What is expected:
Where "Process" occurs in a line of the entries below, copy that line.

======== Data supplied

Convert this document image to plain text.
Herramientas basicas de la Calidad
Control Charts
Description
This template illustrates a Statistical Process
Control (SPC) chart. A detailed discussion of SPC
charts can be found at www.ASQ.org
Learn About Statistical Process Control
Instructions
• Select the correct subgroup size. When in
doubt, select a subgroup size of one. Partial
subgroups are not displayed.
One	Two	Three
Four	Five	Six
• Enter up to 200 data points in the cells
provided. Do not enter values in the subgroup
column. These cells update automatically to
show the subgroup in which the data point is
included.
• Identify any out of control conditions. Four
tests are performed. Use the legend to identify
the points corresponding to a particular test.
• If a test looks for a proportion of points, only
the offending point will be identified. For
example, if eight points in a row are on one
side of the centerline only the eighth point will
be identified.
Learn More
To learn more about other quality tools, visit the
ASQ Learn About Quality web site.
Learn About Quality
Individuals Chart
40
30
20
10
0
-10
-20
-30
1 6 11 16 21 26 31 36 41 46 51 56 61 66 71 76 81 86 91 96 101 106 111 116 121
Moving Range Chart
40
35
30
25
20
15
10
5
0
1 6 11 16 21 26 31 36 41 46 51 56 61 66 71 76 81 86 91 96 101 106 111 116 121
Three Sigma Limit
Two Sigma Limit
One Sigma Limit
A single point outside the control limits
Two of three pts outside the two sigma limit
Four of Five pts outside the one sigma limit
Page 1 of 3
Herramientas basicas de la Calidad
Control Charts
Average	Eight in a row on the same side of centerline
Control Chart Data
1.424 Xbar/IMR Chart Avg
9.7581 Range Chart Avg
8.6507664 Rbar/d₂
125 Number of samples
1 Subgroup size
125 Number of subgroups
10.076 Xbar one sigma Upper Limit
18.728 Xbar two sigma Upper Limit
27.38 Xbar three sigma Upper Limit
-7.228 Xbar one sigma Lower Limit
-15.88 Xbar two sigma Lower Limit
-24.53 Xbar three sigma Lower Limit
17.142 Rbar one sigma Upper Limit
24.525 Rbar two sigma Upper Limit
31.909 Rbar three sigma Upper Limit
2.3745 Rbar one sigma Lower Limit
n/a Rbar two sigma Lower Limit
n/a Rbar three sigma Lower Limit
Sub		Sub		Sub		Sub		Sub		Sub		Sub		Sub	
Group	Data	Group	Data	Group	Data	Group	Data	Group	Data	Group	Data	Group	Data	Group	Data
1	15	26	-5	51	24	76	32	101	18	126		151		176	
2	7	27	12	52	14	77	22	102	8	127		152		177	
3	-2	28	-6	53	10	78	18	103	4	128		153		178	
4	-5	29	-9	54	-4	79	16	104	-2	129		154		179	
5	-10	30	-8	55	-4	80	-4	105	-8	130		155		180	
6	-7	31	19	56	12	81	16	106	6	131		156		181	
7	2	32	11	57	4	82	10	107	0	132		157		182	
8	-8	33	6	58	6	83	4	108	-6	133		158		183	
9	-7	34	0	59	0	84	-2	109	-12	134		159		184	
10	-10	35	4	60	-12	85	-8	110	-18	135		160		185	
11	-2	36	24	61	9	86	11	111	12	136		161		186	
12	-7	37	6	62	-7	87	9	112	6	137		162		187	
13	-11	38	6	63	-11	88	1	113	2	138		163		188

================

Exercise response:
This template illustrates a Statistical Process
Learn About Statistical Process Control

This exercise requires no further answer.